— Start of Data shown —

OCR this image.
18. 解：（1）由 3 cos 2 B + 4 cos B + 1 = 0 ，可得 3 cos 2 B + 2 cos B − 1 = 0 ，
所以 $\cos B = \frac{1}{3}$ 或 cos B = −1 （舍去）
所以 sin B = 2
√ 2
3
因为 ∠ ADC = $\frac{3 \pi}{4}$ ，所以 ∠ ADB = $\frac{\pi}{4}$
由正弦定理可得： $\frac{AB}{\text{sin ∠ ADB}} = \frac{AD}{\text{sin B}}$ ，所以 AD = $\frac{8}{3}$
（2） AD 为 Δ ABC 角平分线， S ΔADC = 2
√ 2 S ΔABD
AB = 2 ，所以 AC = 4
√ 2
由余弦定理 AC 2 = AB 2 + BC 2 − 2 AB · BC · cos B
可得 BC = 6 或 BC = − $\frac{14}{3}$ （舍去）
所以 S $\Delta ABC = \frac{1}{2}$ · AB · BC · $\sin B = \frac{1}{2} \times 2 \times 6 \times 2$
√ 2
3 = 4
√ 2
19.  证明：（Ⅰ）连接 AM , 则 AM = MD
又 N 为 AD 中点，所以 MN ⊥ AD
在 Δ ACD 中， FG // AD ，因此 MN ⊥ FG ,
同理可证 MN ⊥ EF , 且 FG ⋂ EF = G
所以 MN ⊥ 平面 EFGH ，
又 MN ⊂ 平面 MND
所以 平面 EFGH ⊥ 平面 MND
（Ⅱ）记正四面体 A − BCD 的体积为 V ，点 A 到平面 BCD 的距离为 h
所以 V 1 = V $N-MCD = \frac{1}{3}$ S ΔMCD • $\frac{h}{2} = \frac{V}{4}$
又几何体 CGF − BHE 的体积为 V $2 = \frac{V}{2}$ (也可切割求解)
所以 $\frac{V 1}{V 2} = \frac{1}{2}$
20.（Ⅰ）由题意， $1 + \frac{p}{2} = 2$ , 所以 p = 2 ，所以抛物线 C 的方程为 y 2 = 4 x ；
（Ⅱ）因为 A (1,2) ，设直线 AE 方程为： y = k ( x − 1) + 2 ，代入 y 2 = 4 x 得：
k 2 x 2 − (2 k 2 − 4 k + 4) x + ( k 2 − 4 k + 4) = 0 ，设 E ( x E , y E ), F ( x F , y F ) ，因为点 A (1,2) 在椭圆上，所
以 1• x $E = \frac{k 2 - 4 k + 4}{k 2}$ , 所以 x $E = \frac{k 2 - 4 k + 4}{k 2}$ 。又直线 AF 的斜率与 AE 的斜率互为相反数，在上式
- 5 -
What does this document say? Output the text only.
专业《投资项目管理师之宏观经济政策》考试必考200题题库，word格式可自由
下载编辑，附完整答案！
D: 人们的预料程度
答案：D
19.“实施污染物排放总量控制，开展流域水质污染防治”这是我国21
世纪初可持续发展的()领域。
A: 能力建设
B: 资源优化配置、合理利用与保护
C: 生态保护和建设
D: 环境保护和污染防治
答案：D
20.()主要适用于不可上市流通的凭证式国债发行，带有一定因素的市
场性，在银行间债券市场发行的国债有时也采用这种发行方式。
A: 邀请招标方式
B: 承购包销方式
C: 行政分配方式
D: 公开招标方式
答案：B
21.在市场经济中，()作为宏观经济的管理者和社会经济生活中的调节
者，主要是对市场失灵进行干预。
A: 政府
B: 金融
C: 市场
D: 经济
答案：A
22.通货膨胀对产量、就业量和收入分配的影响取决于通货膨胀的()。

— End of Data shown —

Aim of the task
Report the number of lines holding the string "text", without any other words.

Result of this task
2